* **INSTRUCTIONS FOR THE TASK**:
Make an exact copy of all the material below, apart from the pictures.
Begin
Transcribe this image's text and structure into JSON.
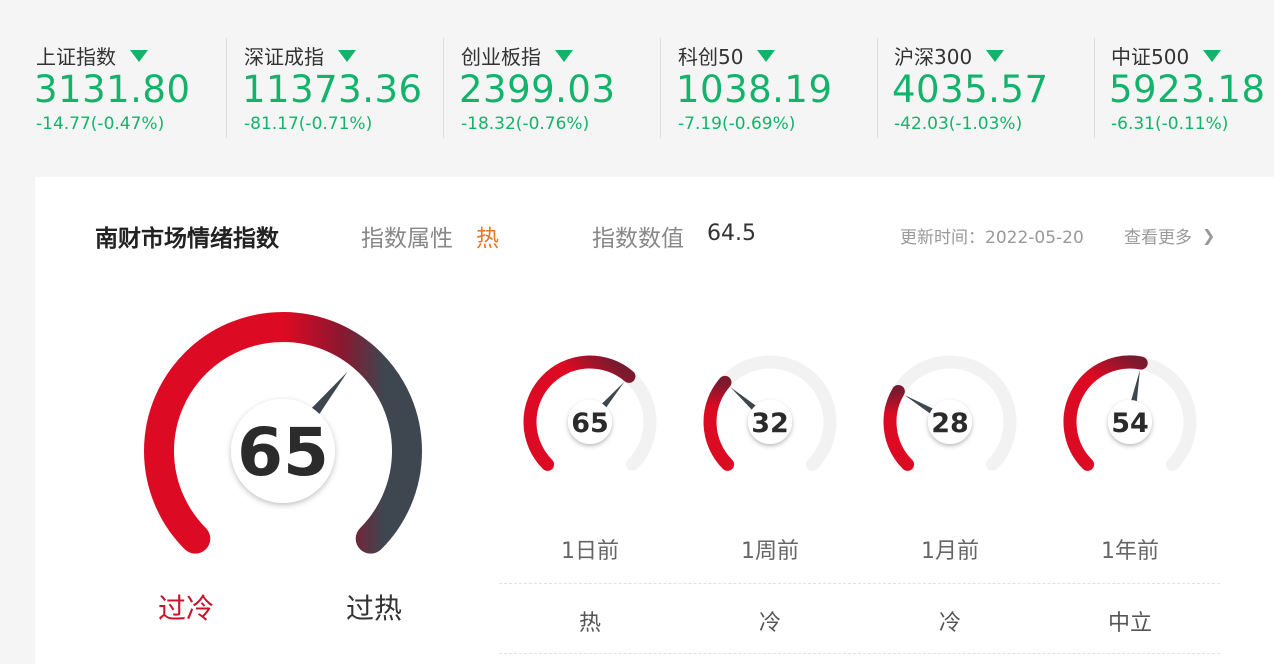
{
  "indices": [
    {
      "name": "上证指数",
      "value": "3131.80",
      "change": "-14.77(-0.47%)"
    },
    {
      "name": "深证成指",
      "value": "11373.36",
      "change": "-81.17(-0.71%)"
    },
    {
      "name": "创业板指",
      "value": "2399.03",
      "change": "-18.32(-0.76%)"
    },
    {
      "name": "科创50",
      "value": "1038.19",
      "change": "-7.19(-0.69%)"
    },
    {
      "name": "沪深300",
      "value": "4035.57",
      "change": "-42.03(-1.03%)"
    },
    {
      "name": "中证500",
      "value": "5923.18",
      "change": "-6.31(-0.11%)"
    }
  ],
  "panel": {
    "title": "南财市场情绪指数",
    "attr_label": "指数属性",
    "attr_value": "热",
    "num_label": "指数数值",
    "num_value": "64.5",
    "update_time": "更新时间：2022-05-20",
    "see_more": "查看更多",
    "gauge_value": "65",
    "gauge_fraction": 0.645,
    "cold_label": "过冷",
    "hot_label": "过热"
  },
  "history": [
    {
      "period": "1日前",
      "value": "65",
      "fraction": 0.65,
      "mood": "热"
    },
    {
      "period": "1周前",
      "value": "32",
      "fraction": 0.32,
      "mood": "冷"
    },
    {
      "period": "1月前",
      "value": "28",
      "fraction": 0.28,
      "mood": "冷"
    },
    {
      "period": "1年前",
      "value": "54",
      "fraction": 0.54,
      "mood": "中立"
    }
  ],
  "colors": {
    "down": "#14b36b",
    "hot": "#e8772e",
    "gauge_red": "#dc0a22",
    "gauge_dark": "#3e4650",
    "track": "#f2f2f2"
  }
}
End
* **FULL OUTPUT**:
Transcribe this image's text and structure into JSON.
{
  "indices": [
    {
      "name": "上证指数",
      "value": "3131.80",
      "change": "-14.77(-0.47%)"
    },
    {
      "name": "深证成指",
      "value": "11373.36",
      "change": "-81.17(-0.71%)"
    },
    {
      "name": "创业板指",
      "value": "2399.03",
      "change": "-18.32(-0.76%)"
    },
    {
      "name": "科创50",
      "value": "1038.19",
      "change": "-7.19(-0.69%)"
    },
    {
      "name": "沪深300",
      "value": "4035.57",
      "change": "-42.03(-1.03%)"
    },
    {
      "name": "中证500",
      "value": "5923.18",
      "change": "-6.31(-0.11%)"
    }
  ],
  "panel": {
    "title": "南财市场情绪指数",
    "attr_label": "指数属性",
    "attr_value": "热",
    "num_label": "指数数值",
    "num_value": "64.5",
    "update_time": "更新时间：2022-05-20",
    "see_more": "查看更多",
    "gauge_value": "65",
    "gauge_fraction": 0.645,
    "cold_label": "过冷",
    "hot_label": "过热"
  },
  "history": [
    {
      "period": "1日前",
      "value": "65",
      "fraction": 0.65,
      "mood": "热"
    },
    {
      "period": "1周前",
      "value": "32",
      "fraction": 0.32,
      "mood": "冷"
    },
    {
      "period": "1月前",
      "value": "28",
      "fraction": 0.28,
      "mood": "冷"
    },
    {
      "period": "1年前",
      "value": "54",
      "fraction": 0.54,
      "mood": "中立"
    }
  ],
  "colors": {
    "down": "#14b36b",
    "hot": "#e8772e",
    "gauge_red": "#dc0a22",
    "gauge_dark": "#3e4650",
    "track": "#f2f2f2"
  }
}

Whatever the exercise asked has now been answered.